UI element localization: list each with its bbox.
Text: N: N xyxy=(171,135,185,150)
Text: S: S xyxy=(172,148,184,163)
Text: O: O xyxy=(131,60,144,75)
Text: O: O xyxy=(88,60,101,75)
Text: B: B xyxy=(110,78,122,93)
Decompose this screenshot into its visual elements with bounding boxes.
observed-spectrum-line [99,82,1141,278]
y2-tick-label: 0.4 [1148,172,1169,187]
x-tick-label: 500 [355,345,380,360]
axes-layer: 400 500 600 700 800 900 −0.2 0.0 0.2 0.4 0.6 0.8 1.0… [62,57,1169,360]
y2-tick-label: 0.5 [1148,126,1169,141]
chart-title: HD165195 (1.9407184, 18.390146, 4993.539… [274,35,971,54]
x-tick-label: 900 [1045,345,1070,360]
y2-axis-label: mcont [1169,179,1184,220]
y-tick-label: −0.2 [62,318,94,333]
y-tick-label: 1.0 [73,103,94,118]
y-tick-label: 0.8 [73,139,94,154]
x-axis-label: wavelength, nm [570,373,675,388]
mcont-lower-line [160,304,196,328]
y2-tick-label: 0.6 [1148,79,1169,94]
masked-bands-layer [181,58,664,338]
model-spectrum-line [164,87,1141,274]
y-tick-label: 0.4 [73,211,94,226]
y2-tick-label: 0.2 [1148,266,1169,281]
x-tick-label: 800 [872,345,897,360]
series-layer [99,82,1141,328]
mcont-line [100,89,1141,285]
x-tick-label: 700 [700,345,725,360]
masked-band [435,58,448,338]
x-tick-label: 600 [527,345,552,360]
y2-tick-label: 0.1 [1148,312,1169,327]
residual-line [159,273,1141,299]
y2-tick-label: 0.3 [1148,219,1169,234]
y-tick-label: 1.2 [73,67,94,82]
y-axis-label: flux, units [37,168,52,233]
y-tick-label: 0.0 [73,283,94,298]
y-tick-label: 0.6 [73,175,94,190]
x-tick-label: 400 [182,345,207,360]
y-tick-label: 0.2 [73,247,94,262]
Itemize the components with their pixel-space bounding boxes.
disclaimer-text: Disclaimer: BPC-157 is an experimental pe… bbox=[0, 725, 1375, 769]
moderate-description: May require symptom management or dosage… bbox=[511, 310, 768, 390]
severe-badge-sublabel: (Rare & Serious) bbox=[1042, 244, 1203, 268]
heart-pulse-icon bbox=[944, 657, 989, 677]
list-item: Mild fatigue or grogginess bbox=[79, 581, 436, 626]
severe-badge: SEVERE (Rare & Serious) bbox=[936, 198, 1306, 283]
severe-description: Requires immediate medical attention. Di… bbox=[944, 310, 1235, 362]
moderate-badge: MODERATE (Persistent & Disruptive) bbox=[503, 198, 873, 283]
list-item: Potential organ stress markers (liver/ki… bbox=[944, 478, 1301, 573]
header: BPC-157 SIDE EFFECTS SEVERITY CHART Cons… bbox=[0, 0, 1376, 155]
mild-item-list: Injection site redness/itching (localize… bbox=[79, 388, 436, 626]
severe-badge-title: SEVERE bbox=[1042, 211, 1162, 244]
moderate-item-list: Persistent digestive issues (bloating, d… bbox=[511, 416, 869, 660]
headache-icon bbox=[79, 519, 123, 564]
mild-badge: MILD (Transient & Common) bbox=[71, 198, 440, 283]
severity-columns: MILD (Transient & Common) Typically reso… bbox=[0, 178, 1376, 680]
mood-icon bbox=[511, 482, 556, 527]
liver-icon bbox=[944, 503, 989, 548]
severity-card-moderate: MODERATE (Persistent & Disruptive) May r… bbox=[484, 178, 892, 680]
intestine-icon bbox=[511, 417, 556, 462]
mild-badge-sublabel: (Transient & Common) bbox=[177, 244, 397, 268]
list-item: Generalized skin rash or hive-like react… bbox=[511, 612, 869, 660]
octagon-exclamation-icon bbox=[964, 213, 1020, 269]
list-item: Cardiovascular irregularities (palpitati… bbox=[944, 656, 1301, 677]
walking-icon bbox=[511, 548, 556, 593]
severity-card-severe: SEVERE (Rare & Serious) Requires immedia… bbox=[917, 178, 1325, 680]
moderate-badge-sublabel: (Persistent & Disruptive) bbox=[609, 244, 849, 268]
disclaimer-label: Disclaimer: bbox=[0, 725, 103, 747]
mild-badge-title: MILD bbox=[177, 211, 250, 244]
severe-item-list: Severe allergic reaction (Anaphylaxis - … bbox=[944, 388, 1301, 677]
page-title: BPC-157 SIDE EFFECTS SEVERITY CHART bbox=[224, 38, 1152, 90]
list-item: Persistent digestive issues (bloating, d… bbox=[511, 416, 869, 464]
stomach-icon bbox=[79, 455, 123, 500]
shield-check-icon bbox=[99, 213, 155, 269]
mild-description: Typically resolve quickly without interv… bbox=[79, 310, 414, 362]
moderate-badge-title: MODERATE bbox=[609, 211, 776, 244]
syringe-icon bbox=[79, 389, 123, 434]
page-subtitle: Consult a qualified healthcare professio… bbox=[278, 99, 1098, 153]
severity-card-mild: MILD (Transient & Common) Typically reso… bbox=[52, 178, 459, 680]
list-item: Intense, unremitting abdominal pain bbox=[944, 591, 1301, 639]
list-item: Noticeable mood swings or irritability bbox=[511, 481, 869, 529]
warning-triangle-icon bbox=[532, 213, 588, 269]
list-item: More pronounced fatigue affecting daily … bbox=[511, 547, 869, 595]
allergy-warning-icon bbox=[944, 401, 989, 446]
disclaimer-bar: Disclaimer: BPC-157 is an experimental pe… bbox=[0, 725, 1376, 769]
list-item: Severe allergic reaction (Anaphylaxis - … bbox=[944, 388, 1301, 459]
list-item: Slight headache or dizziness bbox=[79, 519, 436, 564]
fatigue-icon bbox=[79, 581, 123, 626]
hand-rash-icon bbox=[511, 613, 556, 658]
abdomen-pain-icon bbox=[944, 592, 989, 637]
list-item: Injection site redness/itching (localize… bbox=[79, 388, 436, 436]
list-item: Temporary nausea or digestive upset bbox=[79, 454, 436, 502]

+-------+

→ AIM OF THE TASK: Copy out all of the entries above, substituting "bullet-item" for each occurrence of "list-item" and leaving every other character untouched.

→ RESULT BELOW:
UI element localization: list each with its bbox.
Text: N: N xyxy=(171,135,185,150)
Text: S: S xyxy=(172,148,184,163)
Text: O: O xyxy=(131,60,144,75)
Text: O: O xyxy=(88,60,101,75)
Text: B: B xyxy=(110,78,122,93)
Decompose this screenshot into its visual elements with bounding boxes.
observed-spectrum-line [99,82,1141,278]
y2-tick-label: 0.4 [1148,172,1169,187]
x-tick-label: 500 [355,345,380,360]
axes-layer: 400 500 600 700 800 900 −0.2 0.0 0.2 0.4 0.6 0.8 1.0… [62,57,1169,360]
y2-tick-label: 0.5 [1148,126,1169,141]
chart-title: HD165195 (1.9407184, 18.390146, 4993.539… [274,35,971,54]
x-tick-label: 900 [1045,345,1070,360]
y2-axis-label: mcont [1169,179,1184,220]
y-tick-label: −0.2 [62,318,94,333]
y-tick-label: 1.0 [73,103,94,118]
y-tick-label: 0.8 [73,139,94,154]
x-axis-label: wavelength, nm [570,373,675,388]
mcont-lower-line [160,304,196,328]
y2-tick-label: 0.6 [1148,79,1169,94]
masked-bands-layer [181,58,664,338]
model-spectrum-line [164,87,1141,274]
y-tick-label: 0.4 [73,211,94,226]
y2-tick-label: 0.2 [1148,266,1169,281]
x-tick-label: 800 [872,345,897,360]
series-layer [99,82,1141,328]
mcont-line [100,89,1141,285]
x-tick-label: 700 [700,345,725,360]
masked-band [435,58,448,338]
x-tick-label: 600 [527,345,552,360]
y2-tick-label: 0.1 [1148,312,1169,327]
residual-line [159,273,1141,299]
y2-tick-label: 0.3 [1148,219,1169,234]
y-tick-label: 1.2 [73,67,94,82]
y-axis-label: flux, units [37,168,52,233]
y-tick-label: 0.0 [73,283,94,298]
y-tick-label: 0.6 [73,175,94,190]
x-tick-label: 400 [182,345,207,360]
y-tick-label: 0.2 [73,247,94,262]
Itemize the components with their pixel-space bounding boxes.
disclaimer-text: Disclaimer: BPC-157 is an experimental pe… bbox=[0, 725, 1375, 769]
moderate-description: May require symptom management or dosage… bbox=[511, 310, 768, 390]
severe-badge-sublabel: (Rare & Serious) bbox=[1042, 244, 1203, 268]
heart-pulse-icon bbox=[944, 657, 989, 677]
bullet-item: Mild fatigue or grogginess bbox=[79, 581, 436, 626]
severe-badge: SEVERE (Rare & Serious) bbox=[936, 198, 1306, 283]
severe-description: Requires immediate medical attention. Di… bbox=[944, 310, 1235, 362]
moderate-badge: MODERATE (Persistent & Disruptive) bbox=[503, 198, 873, 283]
bullet-item: Potential organ stress markers (liver/ki… bbox=[944, 478, 1301, 573]
header: BPC-157 SIDE EFFECTS SEVERITY CHART Cons… bbox=[0, 0, 1376, 155]
mild-item-list: Injection site redness/itching (localize… bbox=[79, 388, 436, 626]
severe-badge-title: SEVERE bbox=[1042, 211, 1162, 244]
moderate-item-list: Persistent digestive issues (bloating, d… bbox=[511, 416, 869, 660]
headache-icon bbox=[79, 519, 123, 564]
mild-badge: MILD (Transient & Common) bbox=[71, 198, 440, 283]
severity-columns: MILD (Transient & Common) Typically reso… bbox=[0, 178, 1376, 680]
mood-icon bbox=[511, 482, 556, 527]
liver-icon bbox=[944, 503, 989, 548]
severity-card-moderate: MODERATE (Persistent & Disruptive) May r… bbox=[484, 178, 892, 680]
intestine-icon bbox=[511, 417, 556, 462]
mild-badge-sublabel: (Transient & Common) bbox=[177, 244, 397, 268]
bullet-item: Generalized skin rash or hive-like react… bbox=[511, 612, 869, 660]
octagon-exclamation-icon bbox=[964, 213, 1020, 269]
bullet-item: Cardiovascular irregularities (palpitati… bbox=[944, 656, 1301, 677]
walking-icon bbox=[511, 548, 556, 593]
severity-card-severe: SEVERE (Rare & Serious) Requires immedia… bbox=[917, 178, 1325, 680]
moderate-badge-sublabel: (Persistent & Disruptive) bbox=[609, 244, 849, 268]
disclaimer-label: Disclaimer: bbox=[0, 725, 103, 747]
mild-badge-title: MILD bbox=[177, 211, 250, 244]
severe-item-list: Severe allergic reaction (Anaphylaxis - … bbox=[944, 388, 1301, 677]
page-title: BPC-157 SIDE EFFECTS SEVERITY CHART bbox=[224, 38, 1152, 90]
bullet-item: Persistent digestive issues (bloating, d… bbox=[511, 416, 869, 464]
stomach-icon bbox=[79, 455, 123, 500]
shield-check-icon bbox=[99, 213, 155, 269]
mild-description: Typically resolve quickly without interv… bbox=[79, 310, 414, 362]
moderate-badge-title: MODERATE bbox=[609, 211, 776, 244]
syringe-icon bbox=[79, 389, 123, 434]
page-subtitle: Consult a qualified healthcare professio… bbox=[278, 99, 1098, 153]
severity-card-mild: MILD (Transient & Common) Typically reso… bbox=[52, 178, 459, 680]
bullet-item: Intense, unremitting abdominal pain bbox=[944, 591, 1301, 639]
bullet-item: Noticeable mood swings or irritability bbox=[511, 481, 869, 529]
warning-triangle-icon bbox=[532, 213, 588, 269]
bullet-item: More pronounced fatigue affecting daily … bbox=[511, 547, 869, 595]
allergy-warning-icon bbox=[944, 401, 989, 446]
disclaimer-bar: Disclaimer: BPC-157 is an experimental pe… bbox=[0, 725, 1376, 769]
bullet-item: Severe allergic reaction (Anaphylaxis - … bbox=[944, 388, 1301, 459]
bullet-item: Slight headache or dizziness bbox=[79, 519, 436, 564]
fatigue-icon bbox=[79, 581, 123, 626]
hand-rash-icon bbox=[511, 613, 556, 658]
abdomen-pain-icon bbox=[944, 592, 989, 637]
bullet-item: Injection site redness/itching (localize… bbox=[79, 388, 436, 436]
bullet-item: Temporary nausea or digestive upset bbox=[79, 454, 436, 502]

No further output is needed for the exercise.